# Problem details
Transcribe the records below exactly as they appear.

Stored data
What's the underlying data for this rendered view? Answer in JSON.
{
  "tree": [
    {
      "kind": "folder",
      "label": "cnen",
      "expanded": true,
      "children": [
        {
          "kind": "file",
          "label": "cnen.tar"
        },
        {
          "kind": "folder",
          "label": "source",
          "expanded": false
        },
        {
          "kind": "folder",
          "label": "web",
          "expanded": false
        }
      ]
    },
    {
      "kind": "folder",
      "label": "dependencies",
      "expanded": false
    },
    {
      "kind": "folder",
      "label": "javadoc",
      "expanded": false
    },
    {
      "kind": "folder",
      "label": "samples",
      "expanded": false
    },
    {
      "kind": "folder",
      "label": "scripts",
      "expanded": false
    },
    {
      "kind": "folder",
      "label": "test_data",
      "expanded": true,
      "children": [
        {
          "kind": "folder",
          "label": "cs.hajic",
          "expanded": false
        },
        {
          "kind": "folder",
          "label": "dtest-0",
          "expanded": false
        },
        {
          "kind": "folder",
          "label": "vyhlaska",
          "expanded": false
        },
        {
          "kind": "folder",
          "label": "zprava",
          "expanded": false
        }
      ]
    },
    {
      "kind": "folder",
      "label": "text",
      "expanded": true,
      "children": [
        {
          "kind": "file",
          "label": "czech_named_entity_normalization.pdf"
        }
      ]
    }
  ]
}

# Solution to this problem
What's the underlying data for this rendered view? Answer in JSON.
{
  "tree": [
    {
      "kind": "folder",
      "label": "cnen",
      "expanded": true,
      "children": [
        {
          "kind": "file",
          "label": "cnen.tar"
        },
        {
          "kind": "folder",
          "label": "source",
          "expanded": false
        },
        {
          "kind": "folder",
          "label": "web",
          "expanded": false
        }
      ]
    },
    {
      "kind": "folder",
      "label": "dependencies",
      "expanded": false
    },
    {
      "kind": "folder",
      "label": "javadoc",
      "expanded": false
    },
    {
      "kind": "folder",
      "label": "samples",
      "expanded": false
    },
    {
      "kind": "folder",
      "label": "scripts",
      "expanded": false
    },
    {
      "kind": "folder",
      "label": "test_data",
      "expanded": true,
      "children": [
        {
          "kind": "folder",
          "label": "cs.hajic",
          "expanded": false
        },
        {
          "kind": "folder",
          "label": "dtest-0",
          "expanded": false
        },
        {
          "kind": "folder",
          "label": "vyhlaska",
          "expanded": false
        },
        {
          "kind": "folder",
          "label": "zprava",
          "expanded": false
        }
      ]
    },
    {
      "kind": "folder",
      "label": "text",
      "expanded": true,
      "children": [
        {
          "kind": "file",
          "label": "czech_named_entity_normalization.pdf"
        }
      ]
    }
  ]
}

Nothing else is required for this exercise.